> **The request**:
Read the records below and copy each line that contains "АНИМЕ".
>> Begin
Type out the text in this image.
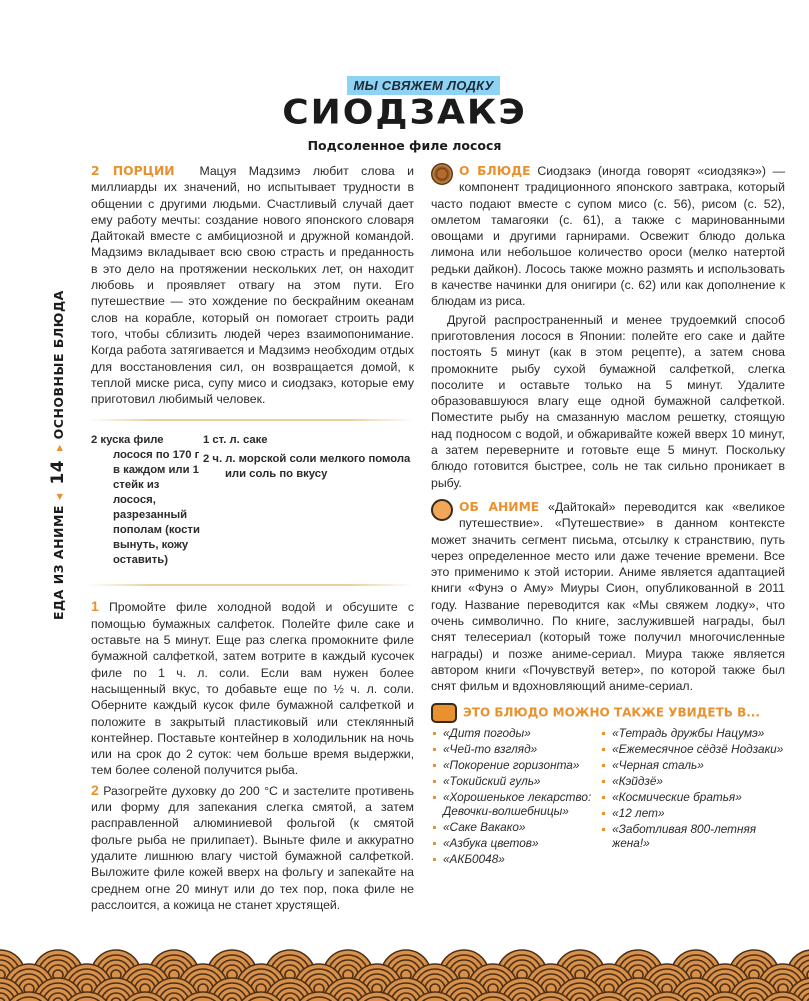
МЫ СВЯЖЕМ ЛОДКУ
СИОДЗАКЭ
Подсоленное филе лосося
ЕДА ИЗ АНИМЕ ◂ 14 ▸ ОСНОВНЫЕ БЛЮДА

2 ПОРЦИИ Мацуя Мадзимэ любит слова и миллиарды их значений, но испытывает трудности в общении с другими людьми. Счастливый случай дает ему работу мечты: создание нового японского словаря Дайтокай вместе с амбициозной и дружной командой. Мадзимэ вкладывает всю свою страсть и преданность в это дело на протяжении нескольких лет, он находит любовь и проявляет отвагу на этом пути. Его путешествие — это хождение по бескрайним океанам слов на корабле, который он помогает строить ради того, чтобы сблизить людей через взаимопонимание. Когда работа затягивается и Мадзимэ необходим отдых для восстановления сил, он возвращается домой, к теплой миске риса, супу мисо и сиодзакэ, которые ему приготовил любимый человек.

2 куска филе лосося по 170 г в каждом или 1 стейк из лосося, разрезанный пополам (кости вынуть, кожу оставить)
1 ст. л. саке
2 ч. л. морской соли мелкого помола или соль по вкусу

1 Промойте филе холодной водой и обсушите с помощью бумажных салфеток. Полейте филе саке и оставьте на 5 минут. Еще раз слегка промокните филе бумажной салфеткой, затем вотрите в каждый кусочек филе по 1 ч. л. соли. Если вам нужен более насыщенный вкус, то добавьте еще по ½ ч. л. соли. Оберните каждый кусок филе бумажной салфеткой и положите в закрытый пластиковый или стеклянный контейнер. Поставьте контейнер в холодильник на ночь или на срок до 2 суток: чем больше время выдержки, тем более соленой получится рыба.

2 Разогрейте духовку до 200 °C и застелите противень или форму для запекания слегка смятой, а затем расправленной алюминиевой фольгой (к смятой фольге рыба не прилипает). Выньте филе и аккуратно удалите лишнюю влагу чистой бумажной салфеткой. Выложите филе кожей вверх на фольгу и запекайте на среднем огне 20 минут или до тех пор, пока филе не расслоится, а кожица не станет хрустящей.

О БЛЮДЕ Сиодзакэ (иногда говорят «сиодзякэ») — компонент традиционного японского завтрака, который часто подают вместе с супом мисо (с. 56), рисом (с. 52), омлетом тамагояки (с. 61), а также с маринованными овощами и другими гарнирами. Освежит блюдо долька лимона или небольшое количество ороси (мелко натертой редьки дайкон). Лосось также можно размять и использовать в качестве начинки для онигири (с. 62) или как дополнение к блюдам из риса.

Другой распространенный и менее трудоемкий способ приготовления лосося в Японии: полейте его саке и дайте постоять 5 минут (как в этом рецепте), а затем снова промокните рыбу сухой бумажной салфеткой, слегка посолите и оставьте только на 5 минут. Удалите образовавшуюся влагу еще одной бумажной салфеткой. Поместите рыбу на смазанную маслом решетку, стоящую над подносом с водой, и обжаривайте кожей вверх 10 минут, а затем переверните и готовьте еще 5 минут. Поскольку блюдо готовится быстрее, соль не так сильно проникает в рыбу.

ОБ АНИМЕ «Дайтокай» переводится как «великое путешествие». «Путешествие» в данном контексте может значить сегмент письма, отсылку к странствию, путь через определенное место или даже течение времени. Все это применимо к этой истории. Аниме является адаптацией книги «Фунэ о Аму» Миуры Сион, опубликованной в 2011 году. Название переводится как «Мы свяжем лодку», что очень символично. По книге, заслужившей награды, был снят телесериал (который тоже получил многочисленные награды) и позже аниме-сериал. Миура также является автором книги «Почувствуй ветер», по которой также был снят фильм и вдохновляющий аниме-сериал.

ЭТО БЛЮДО МОЖНО ТАКЖЕ УВИДЕТЬ В...
«Дитя погоды»
«Чей-то взгляд»
«Покорение горизонта»
«Токийский гуль»
«Хорошенькое лекарство: Девочки-волшебницы»
«Саке Вакако»
«Азбука цветов»
«АКБ0048»
«Тетрадь дружбы Нацумэ»
«Ежемесячное сёдзё Нодзаки»
«Черная сталь»
«Кэйдзё»
«Космические братья»
«12 лет»
«Заботливая 800-летняя жена!»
>> End
> **Result below**:
ЕДА ИЗ АНИМЕ ◂ 14 ▸ ОСНОВНЫЕ БЛЮДА
ОБ АНИМЕ «Дайтокай» переводится как «великое путешествие». «Путешествие» в данном контексте может значить сегмент письма, отсылку к странствию, путь через определенное место или даже течение времени. Все это применимо к этой истории. Аниме является адаптацией книги «Фунэ о Аму» Миуры Сион, опубликованной в 2011 году. Название переводится как «Мы свяжем лодку», что очень символично. По книге, заслужившей награды, был снят телесериал (который тоже получил многочисленные награды) и позже аниме-сериал. Миура также является автором книги «Почувствуй ветер», по которой также был снят фильм и вдохновляющий аниме-сериал.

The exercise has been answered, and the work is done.